Dataset records:

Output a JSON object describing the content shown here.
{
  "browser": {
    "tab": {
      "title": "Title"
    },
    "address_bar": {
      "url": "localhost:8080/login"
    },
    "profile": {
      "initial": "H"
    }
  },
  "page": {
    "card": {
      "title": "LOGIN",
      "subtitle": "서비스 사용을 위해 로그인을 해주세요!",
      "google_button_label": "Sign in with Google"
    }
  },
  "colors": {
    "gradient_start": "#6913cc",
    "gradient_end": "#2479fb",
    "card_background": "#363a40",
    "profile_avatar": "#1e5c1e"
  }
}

▶ **INSTRUCTIONS FOR THE TASK**
Go through the material above line by line and copy it exactly.

▶ **WRITTEN SOLUTION**
Output a JSON object describing the content shown here.
{
  "browser": {
    "tab": {
      "title": "Title"
    },
    "address_bar": {
      "url": "localhost:8080/login"
    },
    "profile": {
      "initial": "H"
    }
  },
  "page": {
    "card": {
      "title": "LOGIN",
      "subtitle": "서비스 사용을 위해 로그인을 해주세요!",
      "google_button_label": "Sign in with Google"
    }
  },
  "colors": {
    "gradient_start": "#6913cc",
    "gradient_end": "#2479fb",
    "card_background": "#363a40",
    "profile_avatar": "#1e5c1e"
  }
}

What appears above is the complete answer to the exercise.